**Problem**
Output every entry exactly as written, but omit the pictures.

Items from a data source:
::::

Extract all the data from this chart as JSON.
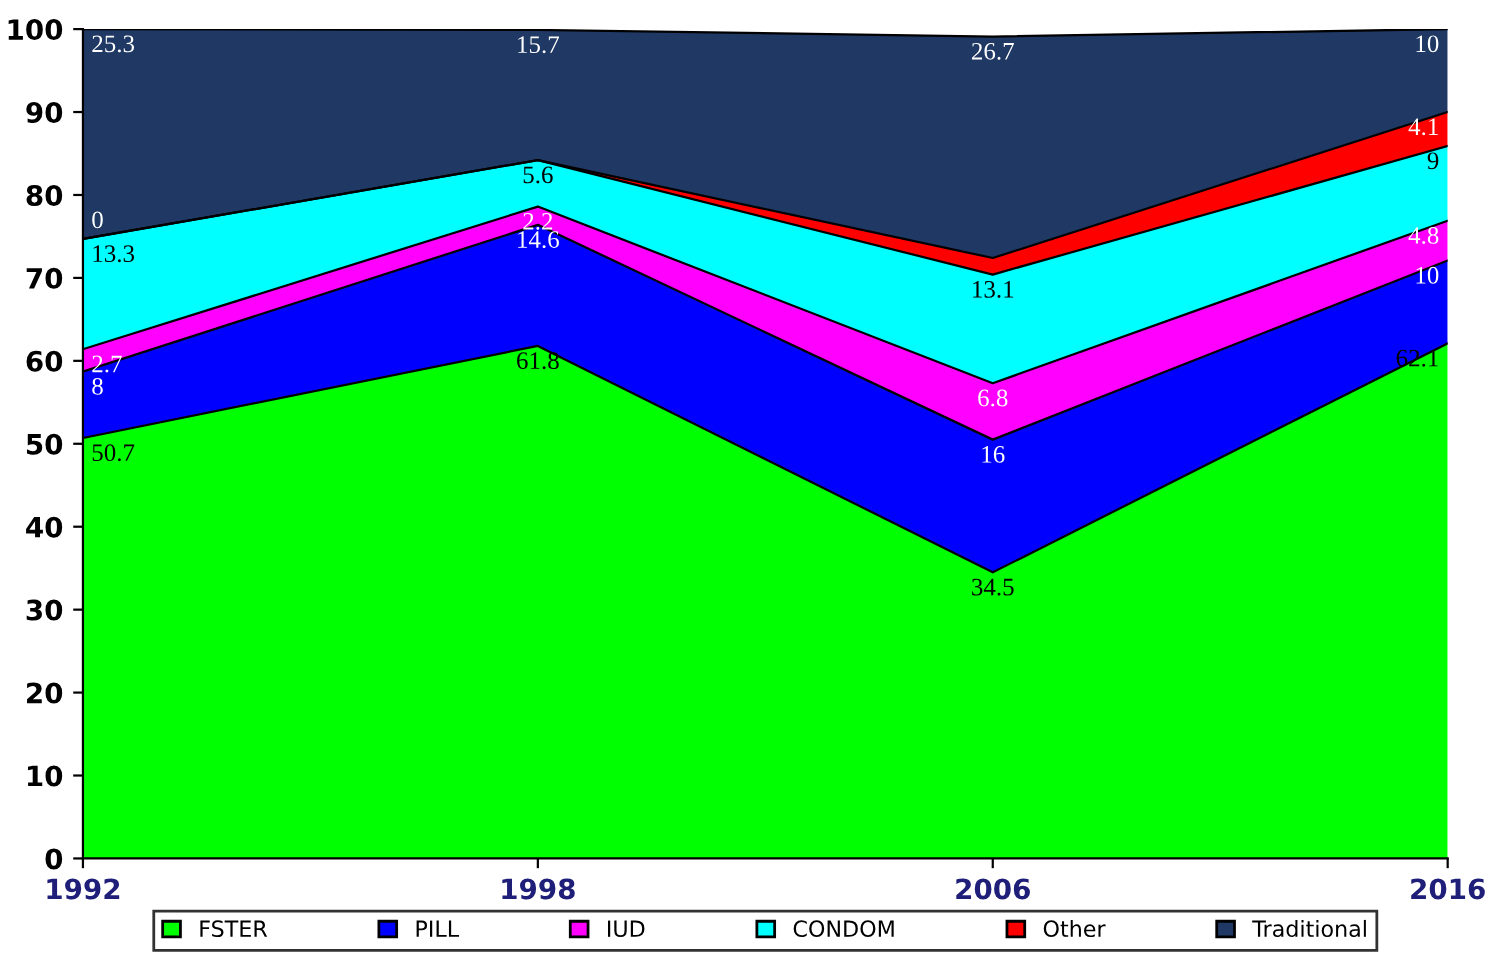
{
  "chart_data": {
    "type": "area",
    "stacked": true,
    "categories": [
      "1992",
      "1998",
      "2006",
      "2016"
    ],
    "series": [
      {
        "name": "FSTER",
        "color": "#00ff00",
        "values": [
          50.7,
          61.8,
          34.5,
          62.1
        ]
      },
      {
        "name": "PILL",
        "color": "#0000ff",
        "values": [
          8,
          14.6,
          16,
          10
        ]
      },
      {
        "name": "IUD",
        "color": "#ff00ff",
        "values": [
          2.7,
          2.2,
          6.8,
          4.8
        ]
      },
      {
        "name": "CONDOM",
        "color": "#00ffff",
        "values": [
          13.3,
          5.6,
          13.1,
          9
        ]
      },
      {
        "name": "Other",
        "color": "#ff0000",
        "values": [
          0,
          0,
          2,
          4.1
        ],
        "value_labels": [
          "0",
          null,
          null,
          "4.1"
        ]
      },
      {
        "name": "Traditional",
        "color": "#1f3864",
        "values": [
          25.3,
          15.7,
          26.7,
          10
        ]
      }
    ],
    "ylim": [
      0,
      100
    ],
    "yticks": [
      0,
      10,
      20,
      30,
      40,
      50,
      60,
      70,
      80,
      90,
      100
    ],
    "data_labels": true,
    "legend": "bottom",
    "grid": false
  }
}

::::

**Result**
Extract all the data from this chart as JSON.
{
  "chart_data": {
    "type": "area",
    "stacked": true,
    "categories": [
      "1992",
      "1998",
      "2006",
      "2016"
    ],
    "series": [
      {
        "name": "FSTER",
        "color": "#00ff00",
        "values": [
          50.7,
          61.8,
          34.5,
          62.1
        ]
      },
      {
        "name": "PILL",
        "color": "#0000ff",
        "values": [
          8,
          14.6,
          16,
          10
        ]
      },
      {
        "name": "IUD",
        "color": "#ff00ff",
        "values": [
          2.7,
          2.2,
          6.8,
          4.8
        ]
      },
      {
        "name": "CONDOM",
        "color": "#00ffff",
        "values": [
          13.3,
          5.6,
          13.1,
          9
        ]
      },
      {
        "name": "Other",
        "color": "#ff0000",
        "values": [
          0,
          0,
          2,
          4.1
        ],
        "value_labels": [
          "0",
          null,
          null,
          "4.1"
        ]
      },
      {
        "name": "Traditional",
        "color": "#1f3864",
        "values": [
          25.3,
          15.7,
          26.7,
          10
        ]
      }
    ],
    "ylim": [
      0,
      100
    ],
    "yticks": [
      0,
      10,
      20,
      30,
      40,
      50,
      60,
      70,
      80,
      90,
      100
    ],
    "data_labels": true,
    "legend": "bottom",
    "grid": false
  }
}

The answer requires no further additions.